#### Task item:
Gather every line in the records below that contains the word "father".

#### Source records:
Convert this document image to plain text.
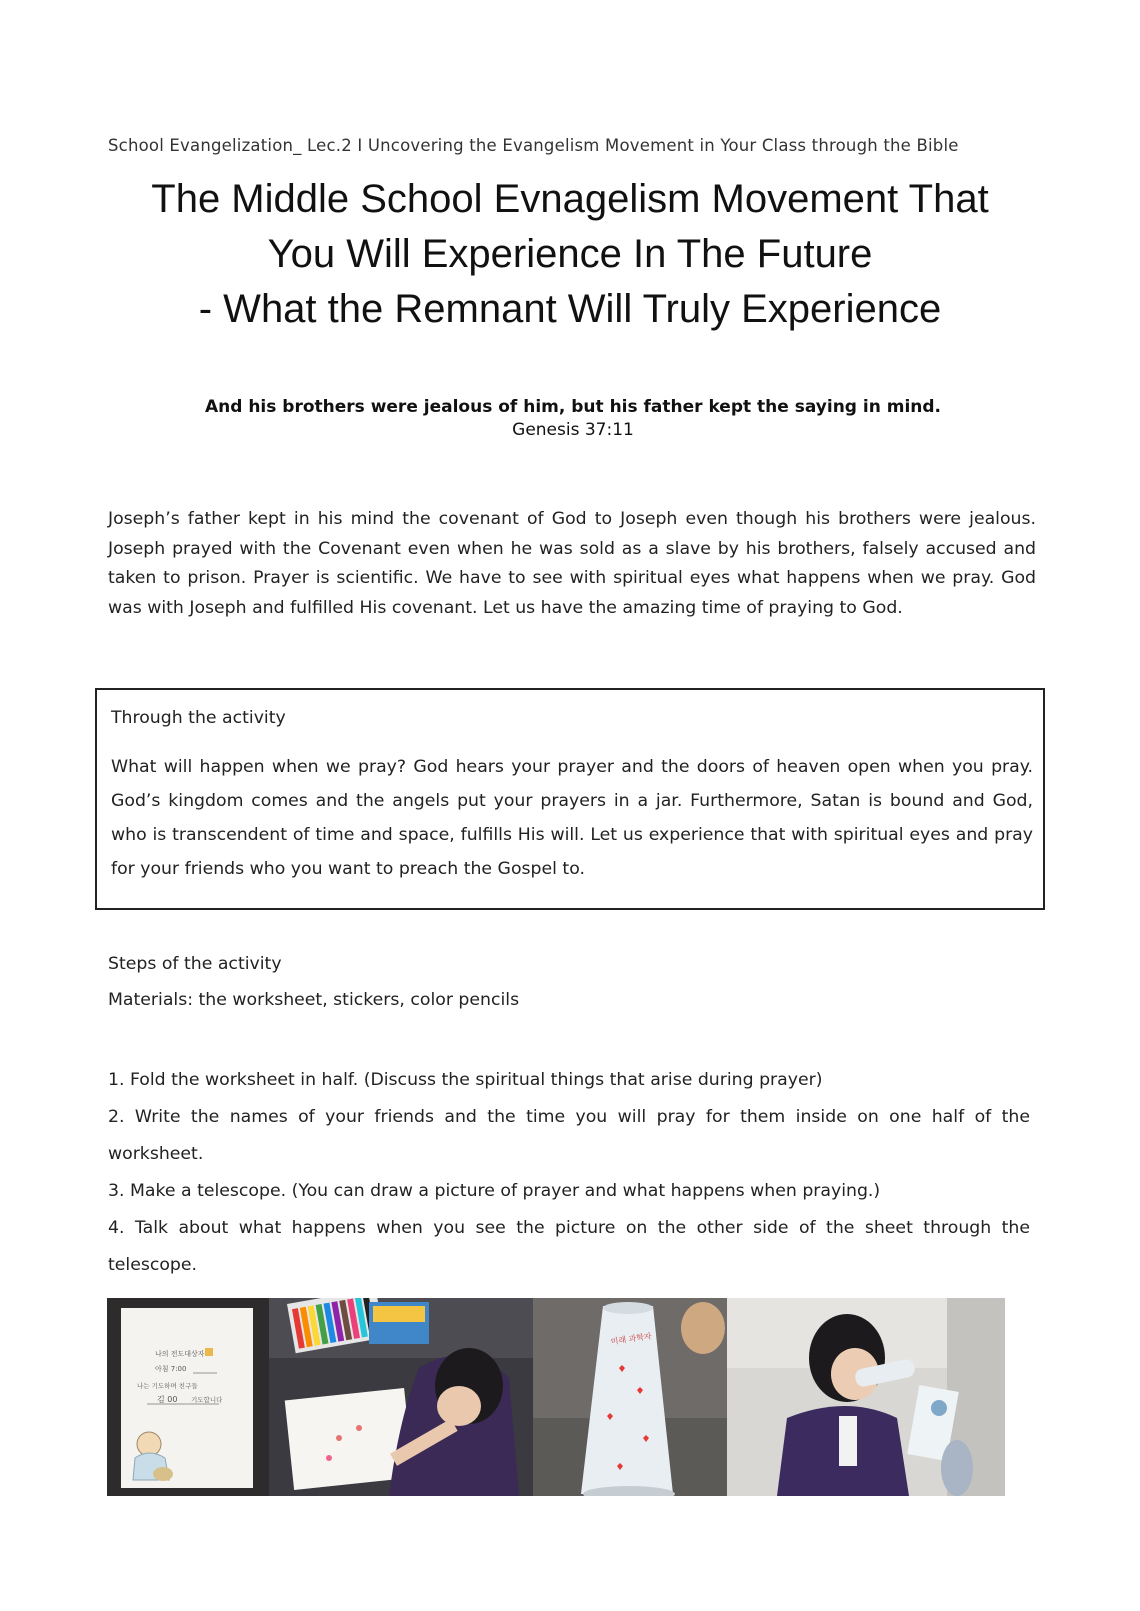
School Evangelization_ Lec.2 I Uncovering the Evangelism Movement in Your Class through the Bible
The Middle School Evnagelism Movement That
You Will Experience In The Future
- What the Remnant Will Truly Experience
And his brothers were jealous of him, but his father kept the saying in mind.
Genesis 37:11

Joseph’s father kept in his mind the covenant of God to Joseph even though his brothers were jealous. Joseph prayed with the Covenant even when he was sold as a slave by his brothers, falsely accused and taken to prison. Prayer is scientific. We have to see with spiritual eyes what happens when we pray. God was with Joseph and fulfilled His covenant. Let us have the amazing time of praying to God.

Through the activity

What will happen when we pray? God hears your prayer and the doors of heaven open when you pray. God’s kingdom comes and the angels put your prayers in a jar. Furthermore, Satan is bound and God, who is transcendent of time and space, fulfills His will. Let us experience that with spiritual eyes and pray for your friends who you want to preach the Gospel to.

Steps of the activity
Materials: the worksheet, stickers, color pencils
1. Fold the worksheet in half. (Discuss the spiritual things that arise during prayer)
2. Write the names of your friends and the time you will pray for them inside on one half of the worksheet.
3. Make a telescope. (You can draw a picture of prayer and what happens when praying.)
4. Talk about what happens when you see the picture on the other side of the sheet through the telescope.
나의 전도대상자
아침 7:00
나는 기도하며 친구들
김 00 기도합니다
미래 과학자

* * *

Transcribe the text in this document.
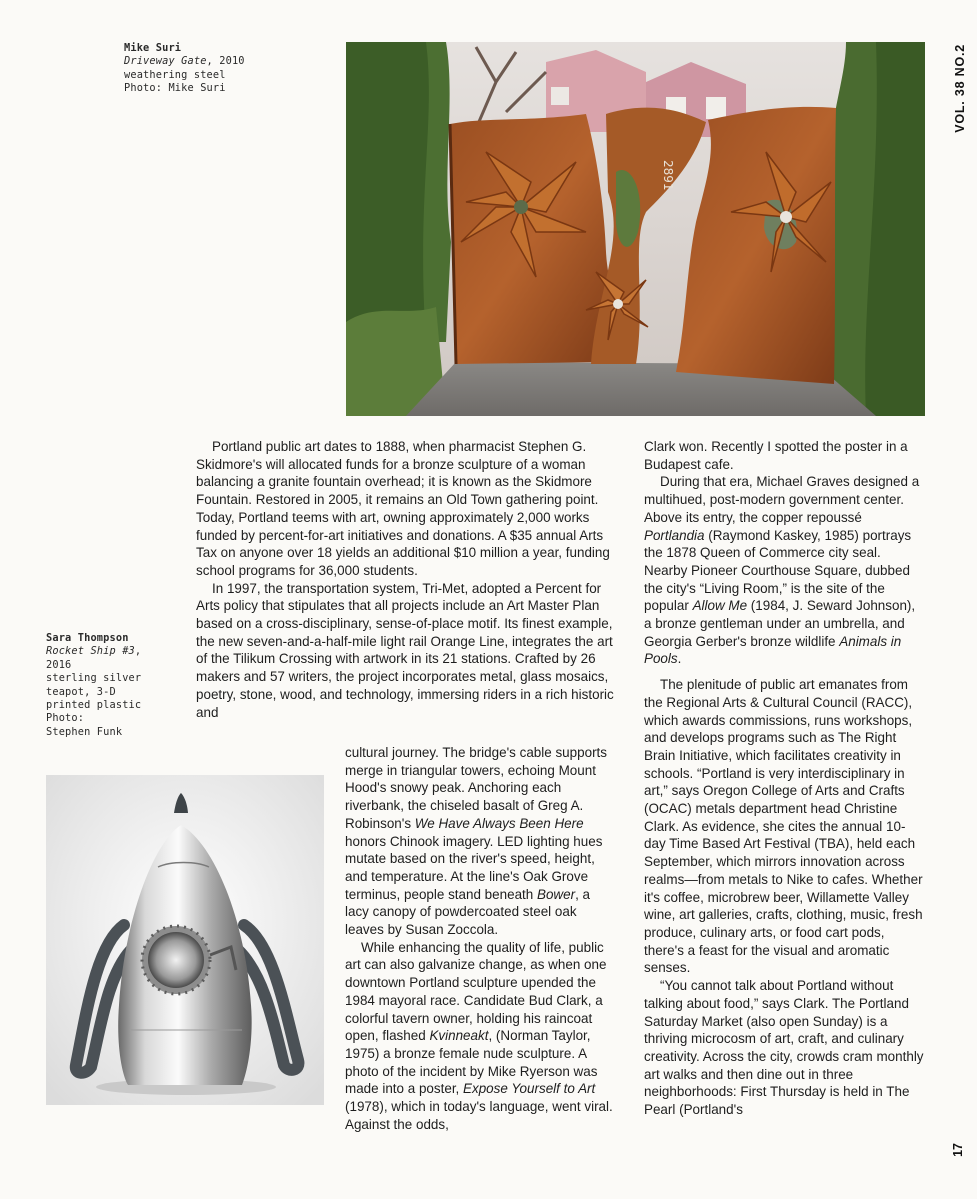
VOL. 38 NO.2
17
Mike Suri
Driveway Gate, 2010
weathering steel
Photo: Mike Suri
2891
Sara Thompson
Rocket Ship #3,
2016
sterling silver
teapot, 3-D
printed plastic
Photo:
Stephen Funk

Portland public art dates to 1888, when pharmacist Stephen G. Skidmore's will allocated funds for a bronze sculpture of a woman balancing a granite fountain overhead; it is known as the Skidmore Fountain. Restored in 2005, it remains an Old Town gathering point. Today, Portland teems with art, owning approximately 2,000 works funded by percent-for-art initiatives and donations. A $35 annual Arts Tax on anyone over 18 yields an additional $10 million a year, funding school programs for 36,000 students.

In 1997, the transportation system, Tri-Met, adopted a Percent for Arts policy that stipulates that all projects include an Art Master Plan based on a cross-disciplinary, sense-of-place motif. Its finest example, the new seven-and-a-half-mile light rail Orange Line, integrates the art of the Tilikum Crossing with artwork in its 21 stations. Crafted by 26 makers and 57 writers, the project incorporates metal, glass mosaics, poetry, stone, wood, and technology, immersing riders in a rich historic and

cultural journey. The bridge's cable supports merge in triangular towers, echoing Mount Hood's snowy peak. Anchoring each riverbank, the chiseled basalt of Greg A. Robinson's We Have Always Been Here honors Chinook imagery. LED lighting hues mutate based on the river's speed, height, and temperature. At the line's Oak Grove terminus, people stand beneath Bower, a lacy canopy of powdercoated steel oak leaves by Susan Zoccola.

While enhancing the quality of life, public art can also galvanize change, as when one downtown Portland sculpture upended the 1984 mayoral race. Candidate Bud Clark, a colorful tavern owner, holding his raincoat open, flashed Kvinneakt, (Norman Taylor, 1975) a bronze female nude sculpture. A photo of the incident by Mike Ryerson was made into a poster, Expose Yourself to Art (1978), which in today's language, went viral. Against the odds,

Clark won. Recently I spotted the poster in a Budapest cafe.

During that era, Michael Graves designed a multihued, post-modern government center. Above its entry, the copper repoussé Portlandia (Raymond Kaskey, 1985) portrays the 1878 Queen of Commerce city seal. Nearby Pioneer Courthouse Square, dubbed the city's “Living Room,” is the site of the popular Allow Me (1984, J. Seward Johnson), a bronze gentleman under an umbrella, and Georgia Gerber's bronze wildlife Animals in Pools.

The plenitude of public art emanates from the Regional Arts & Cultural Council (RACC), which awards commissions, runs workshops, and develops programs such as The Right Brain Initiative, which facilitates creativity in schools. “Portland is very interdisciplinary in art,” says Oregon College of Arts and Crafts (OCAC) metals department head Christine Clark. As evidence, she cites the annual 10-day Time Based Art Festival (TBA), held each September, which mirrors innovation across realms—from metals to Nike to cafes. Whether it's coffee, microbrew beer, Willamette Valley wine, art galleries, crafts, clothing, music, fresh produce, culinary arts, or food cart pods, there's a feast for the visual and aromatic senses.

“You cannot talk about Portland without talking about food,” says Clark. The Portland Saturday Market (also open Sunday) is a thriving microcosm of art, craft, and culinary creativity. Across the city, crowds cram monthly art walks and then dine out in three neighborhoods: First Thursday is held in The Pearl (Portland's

#### Solution to the problem:
And his brothers were jealous of him, but his father kept the saying in mind.
Joseph’s father kept in his mind the covenant of God to Joseph even though his brothers were jealous. Joseph prayed with the Covenant even when he was sold as a slave by his brothers, falsely accused and taken to prison. Prayer is scientific. We have to see with spiritual eyes what happens when we pray. God was with Joseph and fulfilled His covenant. Let us have the amazing time of praying to God.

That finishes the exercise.